[DO THIS] Transcribe every entry word for word, leaving out all images.

Figure record listings
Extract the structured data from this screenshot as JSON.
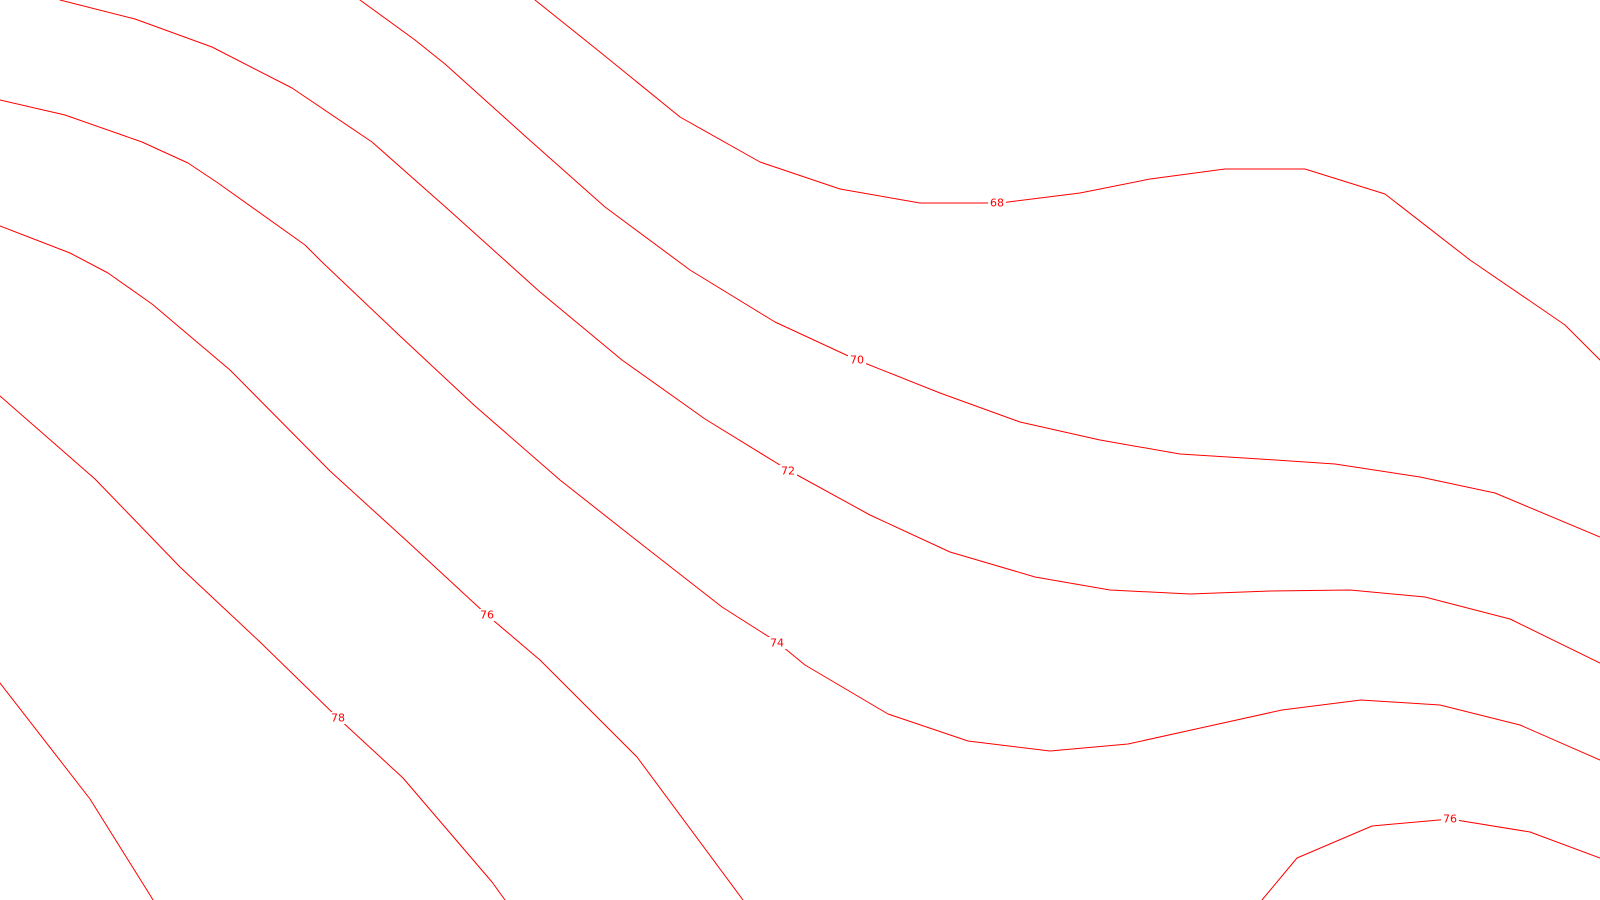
{
  "map": {
    "line_color": "#ff0000",
    "background_color": "#ffffff",
    "contour_labels": [
      "68",
      "70",
      "72",
      "74",
      "76",
      "78",
      "76"
    ]
  }
}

[PROBLEM SOLUTION]
Extract the structured data from this screenshot as JSON.
{
  "map": {
    "line_color": "#ff0000",
    "background_color": "#ffffff",
    "contour_labels": [
      "68",
      "70",
      "72",
      "74",
      "76",
      "78",
      "76"
    ]
  }
}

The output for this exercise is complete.